- **PROBLEM REQUIREMENTS**
Separate out the lines that hold "text".

- **EXERCISE MATERIAL**
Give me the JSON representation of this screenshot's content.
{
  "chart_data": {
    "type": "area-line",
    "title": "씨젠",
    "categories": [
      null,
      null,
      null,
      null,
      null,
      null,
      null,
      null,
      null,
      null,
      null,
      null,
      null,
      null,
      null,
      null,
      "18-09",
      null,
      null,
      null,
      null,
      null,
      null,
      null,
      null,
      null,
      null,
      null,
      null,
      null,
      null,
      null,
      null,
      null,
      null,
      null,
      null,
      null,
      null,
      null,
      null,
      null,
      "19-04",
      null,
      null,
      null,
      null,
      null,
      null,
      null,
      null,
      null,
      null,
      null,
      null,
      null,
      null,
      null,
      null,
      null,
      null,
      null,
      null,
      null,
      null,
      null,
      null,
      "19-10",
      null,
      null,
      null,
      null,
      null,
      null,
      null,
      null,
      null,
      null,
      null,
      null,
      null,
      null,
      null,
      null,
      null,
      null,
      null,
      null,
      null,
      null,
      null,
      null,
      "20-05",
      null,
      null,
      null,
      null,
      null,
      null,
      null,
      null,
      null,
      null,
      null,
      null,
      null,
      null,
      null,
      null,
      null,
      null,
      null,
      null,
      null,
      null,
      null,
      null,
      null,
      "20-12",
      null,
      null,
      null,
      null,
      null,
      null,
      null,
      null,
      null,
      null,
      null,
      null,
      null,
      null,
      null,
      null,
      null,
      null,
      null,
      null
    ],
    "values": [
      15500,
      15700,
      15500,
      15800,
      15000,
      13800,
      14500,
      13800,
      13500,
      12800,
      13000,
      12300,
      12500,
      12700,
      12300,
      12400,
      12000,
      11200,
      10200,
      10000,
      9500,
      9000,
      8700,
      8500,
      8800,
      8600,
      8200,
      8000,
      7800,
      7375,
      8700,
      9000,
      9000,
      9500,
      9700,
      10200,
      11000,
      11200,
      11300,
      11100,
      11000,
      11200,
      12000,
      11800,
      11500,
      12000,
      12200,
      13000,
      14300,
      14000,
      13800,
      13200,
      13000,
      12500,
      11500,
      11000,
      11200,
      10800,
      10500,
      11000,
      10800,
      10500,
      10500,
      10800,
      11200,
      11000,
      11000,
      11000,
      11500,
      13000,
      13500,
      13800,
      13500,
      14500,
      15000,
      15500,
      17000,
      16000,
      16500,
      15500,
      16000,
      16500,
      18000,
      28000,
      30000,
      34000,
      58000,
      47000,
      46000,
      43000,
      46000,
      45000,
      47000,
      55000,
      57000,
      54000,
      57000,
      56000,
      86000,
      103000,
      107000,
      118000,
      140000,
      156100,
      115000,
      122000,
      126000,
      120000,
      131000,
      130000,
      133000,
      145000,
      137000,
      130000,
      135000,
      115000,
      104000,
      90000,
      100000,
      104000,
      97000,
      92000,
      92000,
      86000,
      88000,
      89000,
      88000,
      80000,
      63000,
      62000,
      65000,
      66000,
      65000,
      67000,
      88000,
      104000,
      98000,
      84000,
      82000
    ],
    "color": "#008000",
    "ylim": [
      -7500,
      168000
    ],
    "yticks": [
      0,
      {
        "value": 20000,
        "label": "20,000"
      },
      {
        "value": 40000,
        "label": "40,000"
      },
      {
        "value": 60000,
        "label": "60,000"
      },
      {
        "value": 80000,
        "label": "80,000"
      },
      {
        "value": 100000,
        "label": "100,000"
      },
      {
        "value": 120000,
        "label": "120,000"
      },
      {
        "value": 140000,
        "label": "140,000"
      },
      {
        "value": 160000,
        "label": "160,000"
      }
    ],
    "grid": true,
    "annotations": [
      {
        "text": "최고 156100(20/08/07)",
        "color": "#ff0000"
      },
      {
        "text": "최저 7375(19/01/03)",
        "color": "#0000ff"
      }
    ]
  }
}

- **CORRECT RESULT**
        "text": "최고 156100(20/08/07)",
        "text": "최저 7375(19/01/03)",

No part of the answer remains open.